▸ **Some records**
══════════════════════════════

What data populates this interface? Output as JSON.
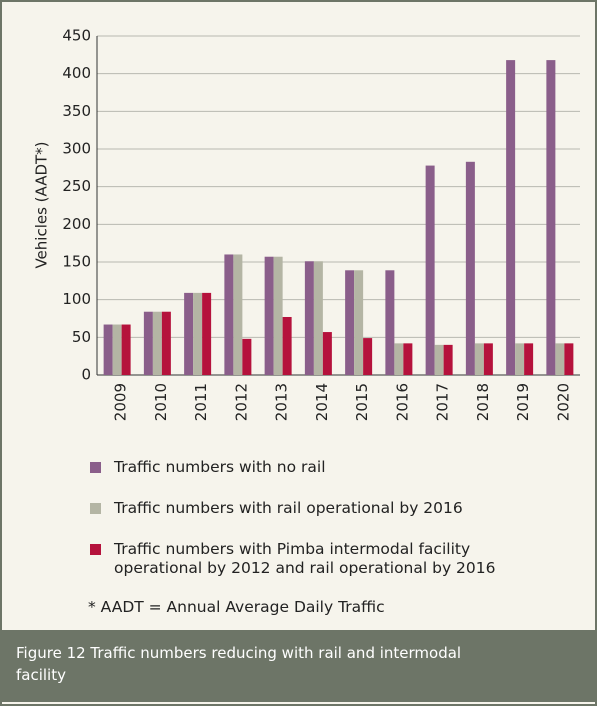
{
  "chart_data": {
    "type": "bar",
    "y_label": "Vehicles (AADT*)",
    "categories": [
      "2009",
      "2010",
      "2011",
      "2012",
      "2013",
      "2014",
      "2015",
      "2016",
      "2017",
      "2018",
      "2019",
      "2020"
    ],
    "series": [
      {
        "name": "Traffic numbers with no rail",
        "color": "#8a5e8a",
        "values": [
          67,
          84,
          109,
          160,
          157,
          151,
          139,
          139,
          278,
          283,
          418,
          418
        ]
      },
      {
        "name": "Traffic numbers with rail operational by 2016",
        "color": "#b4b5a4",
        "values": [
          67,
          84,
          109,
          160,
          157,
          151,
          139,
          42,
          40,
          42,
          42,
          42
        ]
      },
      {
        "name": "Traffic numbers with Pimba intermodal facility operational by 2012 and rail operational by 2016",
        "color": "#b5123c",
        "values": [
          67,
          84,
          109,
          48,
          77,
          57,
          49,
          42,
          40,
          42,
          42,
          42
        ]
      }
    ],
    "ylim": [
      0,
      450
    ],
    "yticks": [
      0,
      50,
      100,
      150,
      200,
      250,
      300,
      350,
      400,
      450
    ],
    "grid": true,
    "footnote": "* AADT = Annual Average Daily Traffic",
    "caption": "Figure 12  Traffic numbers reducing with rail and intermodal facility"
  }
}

══════════════════════════════

▸ **Directions for this task**
How many lines of the listing above include the word "numbers"? State the number and nothing else.

▸ **Response for this exercise**
4